### Goal
Each entry below is to be given again word for word, with no pictures.

### Records from a collection of figures

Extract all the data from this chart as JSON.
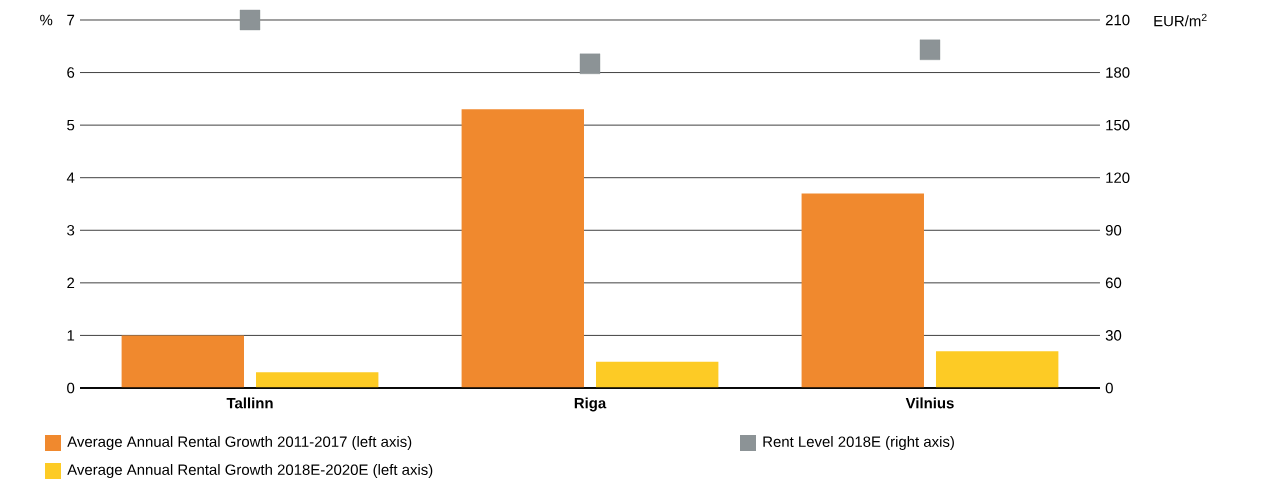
{
  "chart_data": {
    "type": "bar",
    "ylabel": "%",
    "y2label": "EUR/m$^{2}$",
    "categories": [
      "Tallinn",
      "Riga",
      "Vilnius"
    ],
    "series": [
      {
        "name": "Average Annual Rental Growth 2011-2017 (left axis)",
        "color": "#f0892e",
        "values": [
          1.0,
          5.3,
          3.7
        ]
      },
      {
        "name": "Average Annual Rental Growth 2018E-2020E (left axis)",
        "color": "#fdcb25",
        "values": [
          0.3,
          0.5,
          0.7
        ]
      },
      {
        "name": "Rent Level 2018E (right axis)",
        "type": "scatter",
        "axis": "y2",
        "marker": "square",
        "color": "#8c9396",
        "values": [
          210,
          185,
          193
        ]
      }
    ],
    "ylim": [
      0,
      7
    ],
    "yticks": [
      0,
      1,
      2,
      3,
      4,
      5,
      6,
      7
    ],
    "y2lim": [
      0,
      210
    ],
    "y2ticks": [
      0,
      30,
      60,
      90,
      120,
      150,
      180,
      210
    ],
    "grid": "y",
    "legend": "bottom"
  }
}
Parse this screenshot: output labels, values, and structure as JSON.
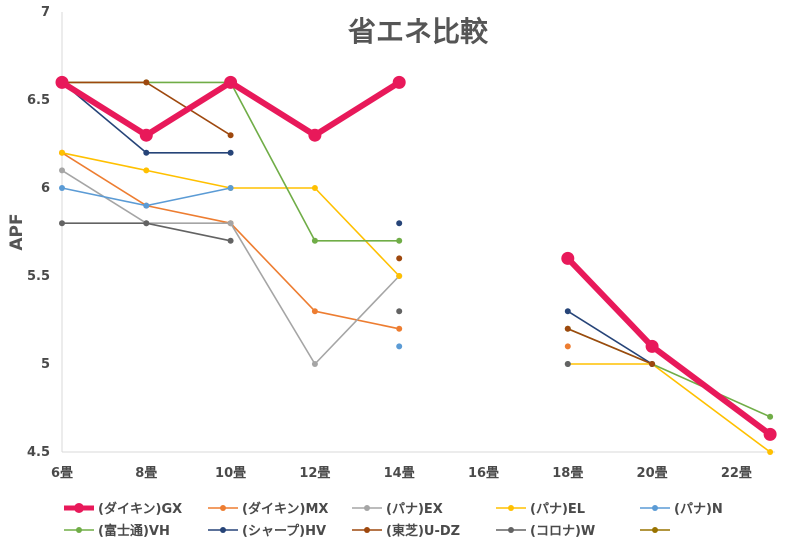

### Output for this task
Extract all the data from this chart as JSON.
{
  "chart_data": {
    "type": "bar",
    "ylabel": "%",
    "y2label": "EUR/m$^{2}$",
    "categories": [
      "Tallinn",
      "Riga",
      "Vilnius"
    ],
    "series": [
      {
        "name": "Average Annual Rental Growth 2011-2017 (left axis)",
        "color": "#f0892e",
        "values": [
          1.0,
          5.3,
          3.7
        ]
      },
      {
        "name": "Average Annual Rental Growth 2018E-2020E (left axis)",
        "color": "#fdcb25",
        "values": [
          0.3,
          0.5,
          0.7
        ]
      },
      {
        "name": "Rent Level 2018E (right axis)",
        "type": "scatter",
        "axis": "y2",
        "marker": "square",
        "color": "#8c9396",
        "values": [
          210,
          185,
          193
        ]
      }
    ],
    "ylim": [
      0,
      7
    ],
    "yticks": [
      0,
      1,
      2,
      3,
      4,
      5,
      6,
      7
    ],
    "y2lim": [
      0,
      210
    ],
    "y2ticks": [
      0,
      30,
      60,
      90,
      120,
      150,
      180,
      210
    ],
    "grid": "y",
    "legend": "bottom"
  }
}
Parse this screenshot: output labels, values, and structure as JSON.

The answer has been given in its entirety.